__INSTRUCTIONS FOR THE TASK__.
Go through the material and pull out every line with the string "triangle" in it.

__EXTRACTED INFORMATION__.

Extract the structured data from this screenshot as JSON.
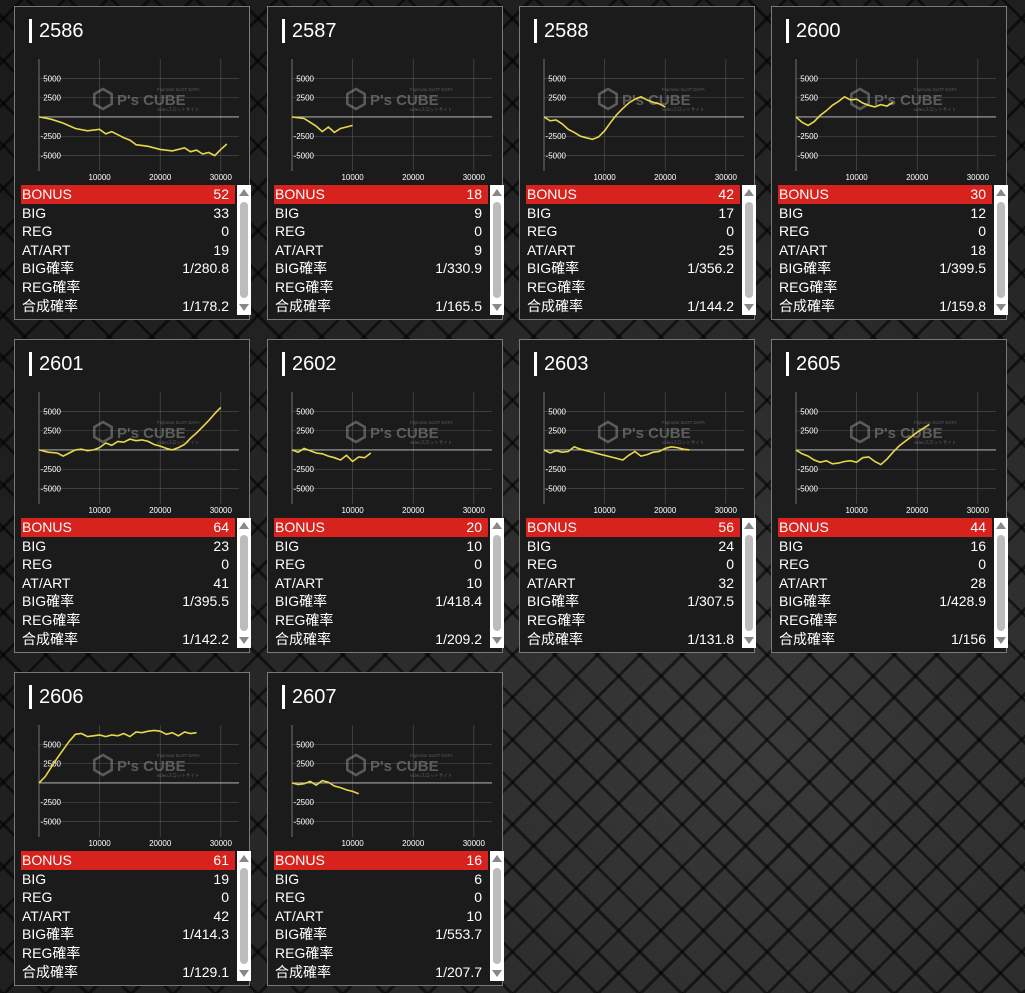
{
  "labels": {
    "bonus": "BONUS",
    "big": "BIG",
    "reg": "REG",
    "at_art": "AT/ART",
    "big_rate": "BIG確率",
    "reg_rate": "REG確率",
    "combined_rate": "合成確率"
  },
  "watermark": {
    "brand": "P's CUBE",
    "small_top": "Fujimoto SLOT DATA",
    "small_bottom": "videoスロットサイト"
  },
  "icons": {
    "scroll_up": "triangle-up-icon",
    "scroll_down": "triangle-down-icon",
    "logo": "pscube-logo-icon"
  },
  "colors": {
    "line": "#e8d84a",
    "bonus_bar": "#d8221e",
    "grid": "#555555",
    "zero_line": "#cccccc"
  },
  "machines": [
    {
      "id": "2586",
      "bonus": "52",
      "big": "33",
      "reg": "0",
      "at_art": "19",
      "big_rate": "1/280.8",
      "reg_rate": "",
      "combined_rate": "1/178.2"
    },
    {
      "id": "2587",
      "bonus": "18",
      "big": "9",
      "reg": "0",
      "at_art": "9",
      "big_rate": "1/330.9",
      "reg_rate": "",
      "combined_rate": "1/165.5"
    },
    {
      "id": "2588",
      "bonus": "42",
      "big": "17",
      "reg": "0",
      "at_art": "25",
      "big_rate": "1/356.2",
      "reg_rate": "",
      "combined_rate": "1/144.2"
    },
    {
      "id": "2600",
      "bonus": "30",
      "big": "12",
      "reg": "0",
      "at_art": "18",
      "big_rate": "1/399.5",
      "reg_rate": "",
      "combined_rate": "1/159.8"
    },
    {
      "id": "2601",
      "bonus": "64",
      "big": "23",
      "reg": "0",
      "at_art": "41",
      "big_rate": "1/395.5",
      "reg_rate": "",
      "combined_rate": "1/142.2"
    },
    {
      "id": "2602",
      "bonus": "20",
      "big": "10",
      "reg": "0",
      "at_art": "10",
      "big_rate": "1/418.4",
      "reg_rate": "",
      "combined_rate": "1/209.2"
    },
    {
      "id": "2603",
      "bonus": "56",
      "big": "24",
      "reg": "0",
      "at_art": "32",
      "big_rate": "1/307.5",
      "reg_rate": "",
      "combined_rate": "1/131.8"
    },
    {
      "id": "2605",
      "bonus": "44",
      "big": "16",
      "reg": "0",
      "at_art": "28",
      "big_rate": "1/428.9",
      "reg_rate": "",
      "combined_rate": "1/156"
    },
    {
      "id": "2606",
      "bonus": "61",
      "big": "19",
      "reg": "0",
      "at_art": "42",
      "big_rate": "1/414.3",
      "reg_rate": "",
      "combined_rate": "1/129.1"
    },
    {
      "id": "2607",
      "bonus": "16",
      "big": "6",
      "reg": "0",
      "at_art": "10",
      "big_rate": "1/553.7",
      "reg_rate": "",
      "combined_rate": "1/207.7"
    }
  ],
  "chart_data": [
    {
      "type": "line",
      "machine": "2586",
      "xlim": [
        0,
        33000
      ],
      "ylim": [
        -7000,
        7500
      ],
      "xticks": [
        "10000",
        "20000",
        "30000"
      ],
      "yticks": [
        "5000",
        "2500",
        "-2500",
        "-5000"
      ],
      "x": [
        0,
        2000,
        4000,
        6000,
        8000,
        10000,
        11000,
        12000,
        13000,
        14000,
        15000,
        16000,
        18000,
        20000,
        22000,
        24000,
        25000,
        26000,
        27000,
        28000,
        29000,
        30000,
        31000
      ],
      "y": [
        0,
        -300,
        -800,
        -1500,
        -1800,
        -1600,
        -2200,
        -1900,
        -2300,
        -2700,
        -3000,
        -3600,
        -3800,
        -4200,
        -4400,
        -4000,
        -4500,
        -4300,
        -4800,
        -4600,
        -5000,
        -4200,
        -3500
      ]
    },
    {
      "type": "line",
      "machine": "2587",
      "xlim": [
        0,
        33000
      ],
      "ylim": [
        -7000,
        7500
      ],
      "xticks": [
        "10000",
        "20000",
        "30000"
      ],
      "yticks": [
        "5000",
        "2500",
        "-2500",
        "-5000"
      ],
      "x": [
        0,
        2000,
        3000,
        4000,
        5000,
        6000,
        7000,
        8000,
        9000,
        10000
      ],
      "y": [
        0,
        -200,
        -700,
        -1200,
        -1900,
        -1300,
        -2000,
        -1500,
        -1300,
        -1100
      ]
    },
    {
      "type": "line",
      "machine": "2588",
      "xlim": [
        0,
        33000
      ],
      "ylim": [
        -7000,
        7500
      ],
      "xticks": [
        "10000",
        "20000",
        "30000"
      ],
      "yticks": [
        "5000",
        "2500",
        "-2500",
        "-5000"
      ],
      "x": [
        0,
        1000,
        2000,
        3000,
        4000,
        5000,
        6000,
        7000,
        8000,
        9000,
        10000,
        11000,
        12000,
        13000,
        14000,
        15000,
        16000,
        17000,
        18000,
        19000,
        20000
      ],
      "y": [
        0,
        -500,
        -400,
        -900,
        -1600,
        -2000,
        -2500,
        -2700,
        -2900,
        -2600,
        -1800,
        -700,
        300,
        1100,
        1800,
        2300,
        2600,
        2200,
        1900,
        1700,
        1300
      ]
    },
    {
      "type": "line",
      "machine": "2600",
      "xlim": [
        0,
        33000
      ],
      "ylim": [
        -7000,
        7500
      ],
      "xticks": [
        "10000",
        "20000",
        "30000"
      ],
      "yticks": [
        "5000",
        "2500",
        "-2500",
        "-5000"
      ],
      "x": [
        0,
        1000,
        2000,
        3000,
        4000,
        5000,
        6000,
        7000,
        8000,
        9000,
        10000,
        11000,
        12000,
        13000,
        14000,
        15000,
        16000
      ],
      "y": [
        0,
        -700,
        -1100,
        -600,
        200,
        800,
        1500,
        2000,
        2600,
        2200,
        2300,
        1800,
        1500,
        1300,
        1600,
        1400,
        1900
      ]
    },
    {
      "type": "line",
      "machine": "2601",
      "xlim": [
        0,
        33000
      ],
      "ylim": [
        -7000,
        7500
      ],
      "xticks": [
        "10000",
        "20000",
        "30000"
      ],
      "yticks": [
        "5000",
        "2500",
        "-2500",
        "-5000"
      ],
      "x": [
        0,
        1500,
        3000,
        4000,
        5000,
        6000,
        7000,
        8000,
        9000,
        10000,
        11000,
        12000,
        13000,
        14000,
        15000,
        16000,
        17000,
        18000,
        19000,
        20000,
        21000,
        22000,
        23000,
        24000,
        25000,
        26000,
        27000,
        28000,
        29000,
        30000
      ],
      "y": [
        0,
        -300,
        -400,
        -800,
        -400,
        0,
        100,
        -100,
        0,
        300,
        900,
        600,
        1100,
        1000,
        1400,
        1200,
        1300,
        1100,
        700,
        500,
        200,
        0,
        300,
        700,
        1500,
        2200,
        3000,
        3800,
        4700,
        5500
      ]
    },
    {
      "type": "line",
      "machine": "2602",
      "xlim": [
        0,
        33000
      ],
      "ylim": [
        -7000,
        7500
      ],
      "xticks": [
        "10000",
        "20000",
        "30000"
      ],
      "yticks": [
        "5000",
        "2500",
        "-2500",
        "-5000"
      ],
      "x": [
        0,
        1000,
        2000,
        3000,
        4000,
        5000,
        6000,
        7000,
        8000,
        9000,
        10000,
        11000,
        12000,
        13000
      ],
      "y": [
        0,
        -300,
        200,
        -100,
        -400,
        -500,
        -800,
        -1000,
        -1300,
        -700,
        -1500,
        -900,
        -1000,
        -400
      ]
    },
    {
      "type": "line",
      "machine": "2603",
      "xlim": [
        0,
        33000
      ],
      "ylim": [
        -7000,
        7500
      ],
      "xticks": [
        "10000",
        "20000",
        "30000"
      ],
      "yticks": [
        "5000",
        "2500",
        "-2500",
        "-5000"
      ],
      "x": [
        0,
        1000,
        2000,
        3000,
        4000,
        5000,
        6000,
        7000,
        8000,
        9000,
        10000,
        11000,
        12000,
        13000,
        14000,
        15000,
        16000,
        17000,
        18000,
        19000,
        20000,
        21000,
        22000,
        23000,
        24000
      ],
      "y": [
        0,
        -400,
        -100,
        -300,
        -200,
        400,
        100,
        -100,
        -300,
        -500,
        -700,
        -900,
        -1100,
        -1300,
        -700,
        -200,
        -800,
        -600,
        -300,
        -200,
        200,
        400,
        300,
        100,
        0
      ]
    },
    {
      "type": "line",
      "machine": "2605",
      "xlim": [
        0,
        33000
      ],
      "ylim": [
        -7000,
        7500
      ],
      "xticks": [
        "10000",
        "20000",
        "30000"
      ],
      "yticks": [
        "5000",
        "2500",
        "-2500",
        "-5000"
      ],
      "x": [
        0,
        1000,
        2000,
        3000,
        4000,
        5000,
        6000,
        7000,
        8000,
        9000,
        10000,
        11000,
        12000,
        13000,
        14000,
        15000,
        16000,
        17000,
        18000,
        19000,
        20000,
        21000,
        22000
      ],
      "y": [
        0,
        -500,
        -800,
        -1300,
        -1600,
        -1400,
        -1800,
        -1700,
        -1500,
        -1400,
        -1600,
        -1000,
        -900,
        -1500,
        -1900,
        -1200,
        -300,
        500,
        1100,
        1700,
        2300,
        2800,
        3300
      ]
    },
    {
      "type": "line",
      "machine": "2606",
      "xlim": [
        0,
        33000
      ],
      "ylim": [
        -7000,
        7500
      ],
      "xticks": [
        "10000",
        "20000",
        "30000"
      ],
      "yticks": [
        "5000",
        "2500",
        "-2500",
        "-5000"
      ],
      "x": [
        0,
        1000,
        2000,
        3000,
        4000,
        5000,
        6000,
        7000,
        8000,
        9000,
        10000,
        11000,
        12000,
        13000,
        14000,
        15000,
        16000,
        17000,
        18000,
        19000,
        20000,
        21000,
        22000,
        23000,
        24000,
        25000,
        26000
      ],
      "y": [
        0,
        800,
        2000,
        3200,
        4300,
        5400,
        6300,
        6400,
        6000,
        6100,
        6200,
        6000,
        6200,
        6100,
        6400,
        6000,
        6600,
        6500,
        6700,
        6800,
        6700,
        6300,
        6500,
        6100,
        6600,
        6400,
        6500
      ]
    },
    {
      "type": "line",
      "machine": "2607",
      "xlim": [
        0,
        33000
      ],
      "ylim": [
        -7000,
        7500
      ],
      "xticks": [
        "10000",
        "20000",
        "30000"
      ],
      "yticks": [
        "5000",
        "2500",
        "-2500",
        "-5000"
      ],
      "x": [
        0,
        1000,
        2000,
        3000,
        4000,
        5000,
        6000,
        7000,
        8000,
        9000,
        10000,
        11000
      ],
      "y": [
        0,
        -200,
        -100,
        200,
        -300,
        300,
        100,
        -400,
        -600,
        -900,
        -1100,
        -1400
      ]
    }
  ]
}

__FULL OUTPUT__.
    "scroll_up": "triangle-up-icon",
    "scroll_down": "triangle-down-icon",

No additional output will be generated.